Written instruction 1 => From the piece on listening, reproduce the part that begins at "So I have to" and stops after "saying more clearly.", swapping "Debate teacher" for "speech coach".
Written instruction 2 => For each of the following statements about the piece on listening, state whether it agrees with the text (yes or no) and quote the deciding words: (a) the writer is a better listener than speaker; (b) the writer enjoys listening to their own talking; (c) the writer wishes to be patronized.

Document section =>
============
So I have to say that not a lot gets under my skin. Most of everything that does involves talking. Or I guess to be more broad, the auditory noises that people consider to be speaking in this day and age.  I cannot tell you how many times I remember my Debate teacher talking about how real communication isn’t JUST about being a great speaker, It’s also about being a great listener. I am usually pretty eloquent in my mind, but in reality I’m a much better listener than I am a speaker. I wish people could listen to what people are saying more clearly.

This is the number one pet peeve I have. I have to admit, I’m not always captain attentive. I’m not always 100% on things, but when it’s important, i listen. To me, not listening is a sign of disrespect, and It gets me all bent out of joint. I could scream after repeating myself a few times. I don’t like listening to myself talk. I only on occasionally will ramble on to fill the space of dead air. I’d rather listen to music, but I think, to a point, everyone deserves to be listened to … I feel like sometimes I’m not listened to, and not to strike an too familiar chord, I don’t mean I’m a wounded and hurt that my family isn’t oohing and ahhing over my verbal spewings, because honestly, i don’t want to be patronized. I just want to legitimately be heard when it’s important. Wouldn’t you?
============
Stored records =>
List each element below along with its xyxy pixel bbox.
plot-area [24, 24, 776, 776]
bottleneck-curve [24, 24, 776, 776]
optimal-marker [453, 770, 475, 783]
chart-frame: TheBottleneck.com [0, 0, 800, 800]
============
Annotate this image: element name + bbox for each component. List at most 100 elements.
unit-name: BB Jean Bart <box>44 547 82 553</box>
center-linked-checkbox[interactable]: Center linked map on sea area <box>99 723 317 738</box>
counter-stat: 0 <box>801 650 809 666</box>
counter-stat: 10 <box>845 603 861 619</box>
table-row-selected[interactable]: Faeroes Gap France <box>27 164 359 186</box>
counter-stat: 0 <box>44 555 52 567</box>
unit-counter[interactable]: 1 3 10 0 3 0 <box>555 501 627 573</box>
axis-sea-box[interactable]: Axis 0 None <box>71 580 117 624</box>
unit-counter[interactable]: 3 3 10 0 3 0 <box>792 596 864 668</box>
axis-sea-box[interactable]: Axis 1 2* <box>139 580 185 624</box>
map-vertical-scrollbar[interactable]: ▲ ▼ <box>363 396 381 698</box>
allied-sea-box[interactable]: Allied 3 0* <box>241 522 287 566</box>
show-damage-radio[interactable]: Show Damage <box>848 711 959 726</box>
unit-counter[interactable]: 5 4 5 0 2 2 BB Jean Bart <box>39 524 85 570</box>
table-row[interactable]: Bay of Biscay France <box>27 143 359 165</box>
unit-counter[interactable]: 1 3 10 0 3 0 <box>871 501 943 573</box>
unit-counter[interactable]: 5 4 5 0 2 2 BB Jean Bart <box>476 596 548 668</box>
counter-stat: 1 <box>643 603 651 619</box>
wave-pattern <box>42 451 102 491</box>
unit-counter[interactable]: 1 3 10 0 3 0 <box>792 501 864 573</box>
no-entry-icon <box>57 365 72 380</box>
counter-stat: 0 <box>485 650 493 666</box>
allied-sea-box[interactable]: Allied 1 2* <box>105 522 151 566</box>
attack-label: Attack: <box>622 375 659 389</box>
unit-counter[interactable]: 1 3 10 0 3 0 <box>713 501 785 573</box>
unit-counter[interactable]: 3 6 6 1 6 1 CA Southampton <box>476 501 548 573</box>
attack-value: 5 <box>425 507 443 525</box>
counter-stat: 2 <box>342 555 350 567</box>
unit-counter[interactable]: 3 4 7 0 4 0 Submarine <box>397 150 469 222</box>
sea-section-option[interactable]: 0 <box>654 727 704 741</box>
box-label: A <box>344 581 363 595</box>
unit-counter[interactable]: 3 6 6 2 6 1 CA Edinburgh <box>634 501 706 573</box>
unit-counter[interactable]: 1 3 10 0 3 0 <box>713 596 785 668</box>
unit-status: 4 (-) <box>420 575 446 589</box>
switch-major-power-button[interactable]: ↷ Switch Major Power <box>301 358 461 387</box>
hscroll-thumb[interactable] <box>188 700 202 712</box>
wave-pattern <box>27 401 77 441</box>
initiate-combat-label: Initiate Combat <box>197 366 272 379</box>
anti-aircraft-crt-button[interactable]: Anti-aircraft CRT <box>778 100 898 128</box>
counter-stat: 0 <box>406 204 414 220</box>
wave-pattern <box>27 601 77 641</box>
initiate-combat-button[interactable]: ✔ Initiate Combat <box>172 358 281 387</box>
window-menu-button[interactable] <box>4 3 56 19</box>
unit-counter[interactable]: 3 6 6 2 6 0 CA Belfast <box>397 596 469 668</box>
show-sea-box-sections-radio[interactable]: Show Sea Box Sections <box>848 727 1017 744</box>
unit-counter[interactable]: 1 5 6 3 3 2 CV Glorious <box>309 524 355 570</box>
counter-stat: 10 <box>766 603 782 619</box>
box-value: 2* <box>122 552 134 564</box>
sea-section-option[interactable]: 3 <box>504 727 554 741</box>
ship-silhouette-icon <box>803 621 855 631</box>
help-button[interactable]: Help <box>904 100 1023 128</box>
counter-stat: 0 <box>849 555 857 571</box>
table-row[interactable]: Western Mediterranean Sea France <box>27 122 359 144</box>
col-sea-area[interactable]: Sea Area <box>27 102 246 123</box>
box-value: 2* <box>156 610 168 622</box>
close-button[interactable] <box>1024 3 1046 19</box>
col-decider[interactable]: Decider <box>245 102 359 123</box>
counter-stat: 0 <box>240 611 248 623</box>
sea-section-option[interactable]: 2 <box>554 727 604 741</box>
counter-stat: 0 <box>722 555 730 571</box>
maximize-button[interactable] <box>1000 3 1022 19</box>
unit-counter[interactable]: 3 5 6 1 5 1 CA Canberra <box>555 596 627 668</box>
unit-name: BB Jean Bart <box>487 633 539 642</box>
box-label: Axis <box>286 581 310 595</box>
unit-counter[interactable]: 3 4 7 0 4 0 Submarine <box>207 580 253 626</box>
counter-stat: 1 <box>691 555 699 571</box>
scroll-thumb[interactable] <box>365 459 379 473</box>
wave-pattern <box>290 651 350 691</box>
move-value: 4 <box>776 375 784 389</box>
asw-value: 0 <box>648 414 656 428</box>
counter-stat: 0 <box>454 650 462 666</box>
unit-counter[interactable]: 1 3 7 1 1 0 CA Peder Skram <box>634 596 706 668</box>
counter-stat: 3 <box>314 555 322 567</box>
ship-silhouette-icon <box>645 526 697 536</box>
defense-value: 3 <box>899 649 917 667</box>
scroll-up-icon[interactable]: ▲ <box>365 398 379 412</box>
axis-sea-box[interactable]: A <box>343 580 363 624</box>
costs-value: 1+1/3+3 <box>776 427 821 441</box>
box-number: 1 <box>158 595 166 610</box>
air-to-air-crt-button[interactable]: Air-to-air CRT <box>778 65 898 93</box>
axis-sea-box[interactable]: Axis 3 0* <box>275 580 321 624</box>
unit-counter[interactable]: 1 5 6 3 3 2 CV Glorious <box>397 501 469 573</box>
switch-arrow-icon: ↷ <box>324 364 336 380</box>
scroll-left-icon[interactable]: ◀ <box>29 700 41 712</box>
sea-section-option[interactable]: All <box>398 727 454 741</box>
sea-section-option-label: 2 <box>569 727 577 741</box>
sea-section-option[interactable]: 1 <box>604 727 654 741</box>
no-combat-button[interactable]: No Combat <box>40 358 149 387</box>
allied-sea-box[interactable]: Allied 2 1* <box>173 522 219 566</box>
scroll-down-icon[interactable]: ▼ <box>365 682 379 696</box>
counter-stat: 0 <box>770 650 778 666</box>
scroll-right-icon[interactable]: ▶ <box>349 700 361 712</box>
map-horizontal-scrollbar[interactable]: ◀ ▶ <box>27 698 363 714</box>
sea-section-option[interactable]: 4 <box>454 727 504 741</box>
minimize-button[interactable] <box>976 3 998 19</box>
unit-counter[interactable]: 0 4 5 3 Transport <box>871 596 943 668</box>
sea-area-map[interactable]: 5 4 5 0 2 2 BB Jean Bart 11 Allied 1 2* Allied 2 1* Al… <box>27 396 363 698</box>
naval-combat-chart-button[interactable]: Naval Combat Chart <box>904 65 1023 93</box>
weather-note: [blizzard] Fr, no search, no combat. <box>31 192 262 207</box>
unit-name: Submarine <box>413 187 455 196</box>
============
Exercise response 1 =>
So I have to say that not a lot gets under my skin. Most of everything that does involves talking. Or I guess to be more broad, the auditory noises that people consider to be speaking in this day and age.  I cannot tell you how many times I remember my speech coach talking about how real communication isn’t JUST about being a great speaker, It’s also about being a great listener. I am usually pretty eloquent in my mind, but in reality I’m a much better listener than I am a speaker. I wish people could listen to what people are saying more clearly.

Exercise response 2 =>
(a) Yes: "in reality I’m a much better listener than I am a speaker"
(b) No: "I don’t like listening to myself talk."
(c) No: "i don’t want to be patronized"